- **AIM OF THE EXERCISE**
Set down each line of the material that follows, exactly, with no pictures.
------ MATERIAL FOR THIS TASK ------
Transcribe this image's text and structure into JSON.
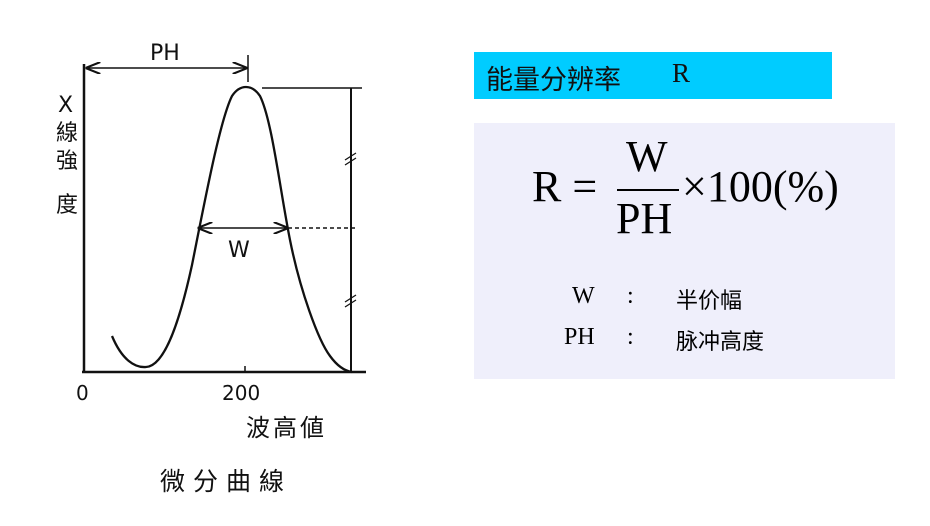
{
  "diagram": {
    "ph_label": "PH",
    "w_label": "W",
    "y_axis_label": [
      "X",
      "線",
      "強",
      "度"
    ],
    "x_tick_0": "0",
    "x_tick_200": "200",
    "x_axis_label": "波高値",
    "caption": "微分曲線"
  },
  "header": {
    "title": "能量分辨率",
    "symbol": "R",
    "color": "#00ccff"
  },
  "formula": {
    "lhs": "R =",
    "numerator": "W",
    "denominator": "PH",
    "multiplier": "×100(%)",
    "panel_color": "#efeffb"
  },
  "legend": [
    {
      "symbol": "W",
      "sep": ":",
      "meaning": "半价幅"
    },
    {
      "symbol": "PH",
      "sep": ":",
      "meaning": "脉冲高度"
    }
  ]
}
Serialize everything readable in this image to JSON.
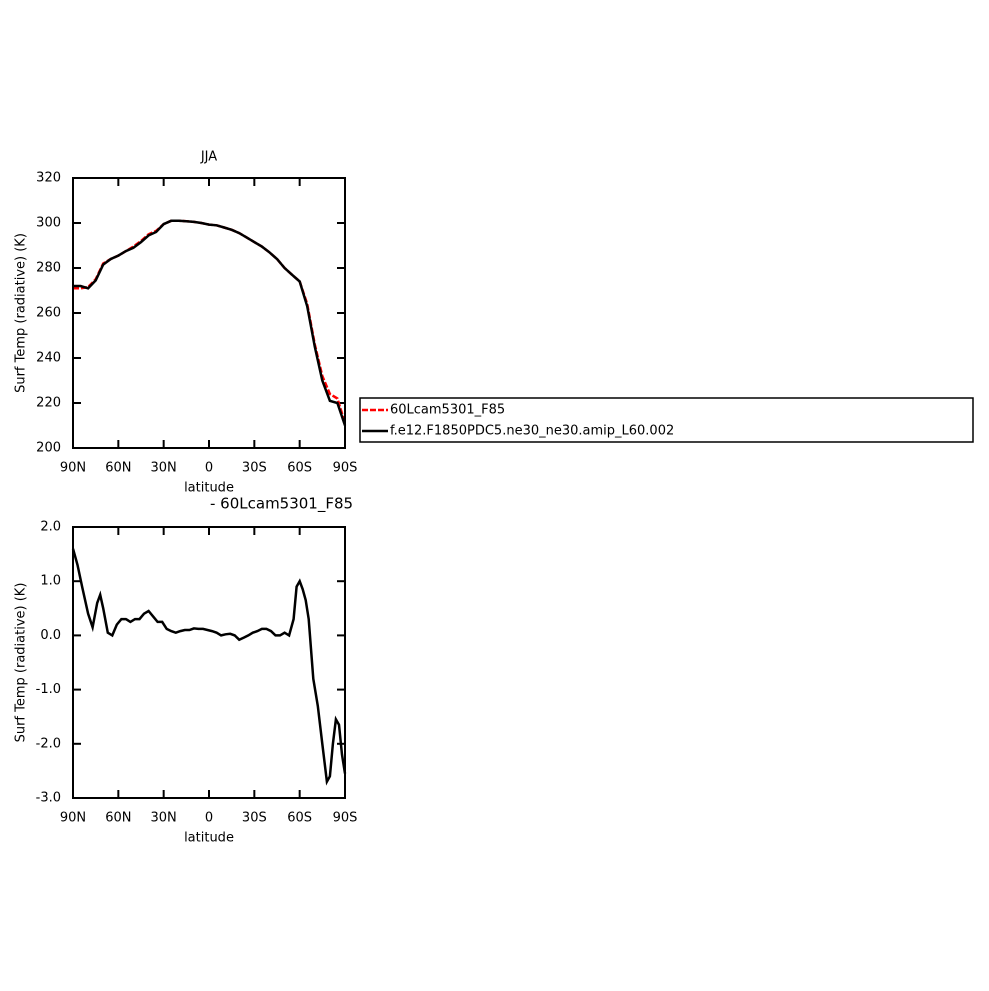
{
  "chart_data": [
    {
      "type": "line",
      "title": "JJA",
      "x_label": "latitude",
      "y_label": "Surf Temp (radiative) (K)",
      "x": [
        90,
        85,
        80,
        75,
        70,
        65,
        60,
        55,
        50,
        45,
        40,
        35,
        30,
        25,
        20,
        15,
        10,
        5,
        0,
        -5,
        -10,
        -15,
        -20,
        -25,
        -30,
        -35,
        -40,
        -45,
        -50,
        -55,
        -60,
        -65,
        -70,
        -75,
        -80,
        -85,
        -90
      ],
      "series": [
        {
          "name": "60Lcam5301_F85",
          "color": "#ff0000",
          "dashed": true,
          "values": [
            271,
            271,
            271.5,
            275,
            282,
            284,
            285.5,
            287.5,
            289.5,
            292,
            295,
            296.5,
            299.5,
            301,
            301,
            300.8,
            300.5,
            300,
            299.3,
            299,
            298,
            297,
            295.5,
            293.5,
            291.5,
            289.5,
            287,
            284,
            280,
            277,
            274,
            264,
            246,
            232,
            224,
            222,
            211
          ]
        },
        {
          "name": "f.e12.F1850PDC5.ne30_ne30.amip_L60.002",
          "color": "#000000",
          "dashed": false,
          "values": [
            272,
            272,
            271,
            274.5,
            281.5,
            284,
            285.5,
            287.5,
            289,
            291.5,
            294.5,
            296,
            299.5,
            301,
            301,
            300.8,
            300.5,
            300,
            299.3,
            299,
            298,
            297,
            295.5,
            293.5,
            291.5,
            289.5,
            287,
            284,
            280,
            277,
            274,
            263,
            245,
            230,
            221,
            220,
            210
          ]
        }
      ],
      "xlim": [
        90,
        -90
      ],
      "xticks": [
        {
          "value": 90,
          "label": "90N"
        },
        {
          "value": 60,
          "label": "60N"
        },
        {
          "value": 30,
          "label": "30N"
        },
        0,
        {
          "value": -30,
          "label": "30S"
        },
        {
          "value": -60,
          "label": "60S"
        },
        {
          "value": -90,
          "label": "90S"
        }
      ],
      "ylim": [
        200,
        320
      ],
      "yticks": [
        200,
        220,
        240,
        260,
        280,
        300,
        320
      ],
      "legend": "right"
    },
    {
      "type": "line",
      "title": "- 60Lcam5301_F85",
      "x_label": "latitude",
      "y_label": "Surf Temp (radiative) (K)",
      "color": "#000000",
      "x": [
        90,
        87,
        84,
        80,
        77,
        74,
        72,
        70,
        67,
        64,
        61,
        58,
        55,
        52,
        49,
        46,
        43,
        40,
        37,
        34,
        31,
        28,
        25,
        22,
        19,
        16,
        13,
        10,
        7,
        4,
        1,
        -2,
        -5,
        -8,
        -11,
        -14,
        -17,
        -20,
        -23,
        -26,
        -29,
        -32,
        -35,
        -38,
        -41,
        -44,
        -47,
        -50,
        -53,
        -56,
        -58,
        -60,
        -62,
        -64,
        -66,
        -69,
        -72,
        -75,
        -78,
        -80,
        -82,
        -84,
        -86,
        -88,
        -90
      ],
      "values": [
        1.6,
        1.3,
        0.9,
        0.4,
        0.15,
        0.6,
        0.75,
        0.5,
        0.05,
        0.0,
        0.2,
        0.3,
        0.3,
        0.25,
        0.3,
        0.3,
        0.4,
        0.45,
        0.35,
        0.25,
        0.25,
        0.12,
        0.08,
        0.05,
        0.08,
        0.1,
        0.1,
        0.13,
        0.12,
        0.12,
        0.1,
        0.08,
        0.05,
        0.0,
        0.02,
        0.03,
        0.0,
        -0.08,
        -0.04,
        0.0,
        0.05,
        0.08,
        0.12,
        0.12,
        0.08,
        0.0,
        0.0,
        0.05,
        0.0,
        0.3,
        0.9,
        1.0,
        0.85,
        0.65,
        0.3,
        -0.8,
        -1.3,
        -2.0,
        -2.7,
        -2.6,
        -2.0,
        -1.55,
        -1.65,
        -2.2,
        -2.55
      ],
      "xlim": [
        90,
        -90
      ],
      "xticks": [
        {
          "value": 90,
          "label": "90N"
        },
        {
          "value": 60,
          "label": "60N"
        },
        {
          "value": 30,
          "label": "30N"
        },
        0,
        {
          "value": -30,
          "label": "30S"
        },
        {
          "value": -60,
          "label": "60S"
        },
        {
          "value": -90,
          "label": "90S"
        }
      ],
      "ylim": [
        -3,
        2
      ],
      "yticks": [
        {
          "value": -3,
          "label": "-3.0"
        },
        {
          "value": -2,
          "label": "-2.0"
        },
        {
          "value": -1,
          "label": "-1.0"
        },
        {
          "value": 0,
          "label": "0.0"
        },
        {
          "value": 1,
          "label": "1.0"
        },
        {
          "value": 2,
          "label": "2.0"
        }
      ]
    }
  ]
}
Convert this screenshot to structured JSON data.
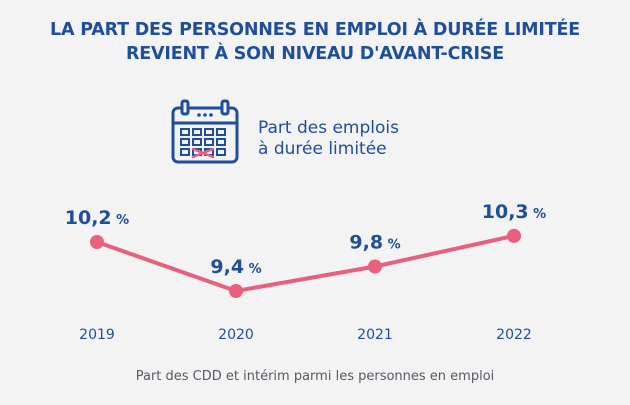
------
- **COMPLETED TASK**
Transcribe this image's text and structure into JSON.
{
  "diagram": {
    "ph_label": "PH",
    "w_label": "W",
    "y_axis_label": [
      "X",
      "線",
      "強",
      "度"
    ],
    "x_tick_0": "0",
    "x_tick_200": "200",
    "x_axis_label": "波高値",
    "caption": "微分曲線"
  },
  "header": {
    "title": "能量分辨率",
    "symbol": "R",
    "color": "#00ccff"
  },
  "formula": {
    "lhs": "R =",
    "numerator": "W",
    "denominator": "PH",
    "multiplier": "×100(%)",
    "panel_color": "#efeffb"
  },
  "legend": [
    {
      "symbol": "W",
      "sep": ":",
      "meaning": "半价幅"
    },
    {
      "symbol": "PH",
      "sep": ":",
      "meaning": "脉冲高度"
    }
  ]
}
Serialize everything readable in this image to JSON.
{
  "chart_data": [
    {
      "type": "line",
      "title": "JJA",
      "x_label": "latitude",
      "y_label": "Surf Temp (radiative) (K)",
      "x": [
        90,
        85,
        80,
        75,
        70,
        65,
        60,
        55,
        50,
        45,
        40,
        35,
        30,
        25,
        20,
        15,
        10,
        5,
        0,
        -5,
        -10,
        -15,
        -20,
        -25,
        -30,
        -35,
        -40,
        -45,
        -50,
        -55,
        -60,
        -65,
        -70,
        -75,
        -80,
        -85,
        -90
      ],
      "series": [
        {
          "name": "60Lcam5301_F85",
          "color": "#ff0000",
          "dashed": true,
          "values": [
            271,
            271,
            271.5,
            275,
            282,
            284,
            285.5,
            287.5,
            289.5,
            292,
            295,
            296.5,
            299.5,
            301,
            301,
            300.8,
            300.5,
            300,
            299.3,
            299,
            298,
            297,
            295.5,
            293.5,
            291.5,
            289.5,
            287,
            284,
            280,
            277,
            274,
            264,
            246,
            232,
            224,
            222,
            211
          ]
        },
        {
          "name": "f.e12.F1850PDC5.ne30_ne30.amip_L60.002",
          "color": "#000000",
          "dashed": false,
          "values": [
            272,
            272,
            271,
            274.5,
            281.5,
            284,
            285.5,
            287.5,
            289,
            291.5,
            294.5,
            296,
            299.5,
            301,
            301,
            300.8,
            300.5,
            300,
            299.3,
            299,
            298,
            297,
            295.5,
            293.5,
            291.5,
            289.5,
            287,
            284,
            280,
            277,
            274,
            263,
            245,
            230,
            221,
            220,
            210
          ]
        }
      ],
      "xlim": [
        90,
        -90
      ],
      "xticks": [
        {
          "value": 90,
          "label": "90N"
        },
        {
          "value": 60,
          "label": "60N"
        },
        {
          "value": 30,
          "label": "30N"
        },
        0,
        {
          "value": -30,
          "label": "30S"
        },
        {
          "value": -60,
          "label": "60S"
        },
        {
          "value": -90,
          "label": "90S"
        }
      ],
      "ylim": [
        200,
        320
      ],
      "yticks": [
        200,
        220,
        240,
        260,
        280,
        300,
        320
      ],
      "legend": "right"
    },
    {
      "type": "line",
      "title": "- 60Lcam5301_F85",
      "x_label": "latitude",
      "y_label": "Surf Temp (radiative) (K)",
      "color": "#000000",
      "x": [
        90,
        87,
        84,
        80,
        77,
        74,
        72,
        70,
        67,
        64,
        61,
        58,
        55,
        52,
        49,
        46,
        43,
        40,
        37,
        34,
        31,
        28,
        25,
        22,
        19,
        16,
        13,
        10,
        7,
        4,
        1,
        -2,
        -5,
        -8,
        -11,
        -14,
        -17,
        -20,
        -23,
        -26,
        -29,
        -32,
        -35,
        -38,
        -41,
        -44,
        -47,
        -50,
        -53,
        -56,
        -58,
        -60,
        -62,
        -64,
        -66,
        -69,
        -72,
        -75,
        -78,
        -80,
        -82,
        -84,
        -86,
        -88,
        -90
      ],
      "values": [
        1.6,
        1.3,
        0.9,
        0.4,
        0.15,
        0.6,
        0.75,
        0.5,
        0.05,
        0.0,
        0.2,
        0.3,
        0.3,
        0.25,
        0.3,
        0.3,
        0.4,
        0.45,
        0.35,
        0.25,
        0.25,
        0.12,
        0.08,
        0.05,
        0.08,
        0.1,
        0.1,
        0.13,
        0.12,
        0.12,
        0.1,
        0.08,
        0.05,
        0.0,
        0.02,
        0.03,
        0.0,
        -0.08,
        -0.04,
        0.0,
        0.05,
        0.08,
        0.12,
        0.12,
        0.08,
        0.0,
        0.0,
        0.05,
        0.0,
        0.3,
        0.9,
        1.0,
        0.85,
        0.65,
        0.3,
        -0.8,
        -1.3,
        -2.0,
        -2.7,
        -2.6,
        -2.0,
        -1.55,
        -1.65,
        -2.2,
        -2.55
      ],
      "xlim": [
        90,
        -90
      ],
      "xticks": [
        {
          "value": 90,
          "label": "90N"
        },
        {
          "value": 60,
          "label": "60N"
        },
        {
          "value": 30,
          "label": "30N"
        },
        0,
        {
          "value": -30,
          "label": "30S"
        },
        {
          "value": -60,
          "label": "60S"
        },
        {
          "value": -90,
          "label": "90S"
        }
      ],
      "ylim": [
        -3,
        2
      ],
      "yticks": [
        {
          "value": -3,
          "label": "-3.0"
        },
        {
          "value": -2,
          "label": "-2.0"
        },
        {
          "value": -1,
          "label": "-1.0"
        },
        {
          "value": 0,
          "label": "0.0"
        },
        {
          "value": 1,
          "label": "1.0"
        },
        {
          "value": 2,
          "label": "2.0"
        }
      ]
    }
  ]
}
Convert this screenshot to structured JSON data.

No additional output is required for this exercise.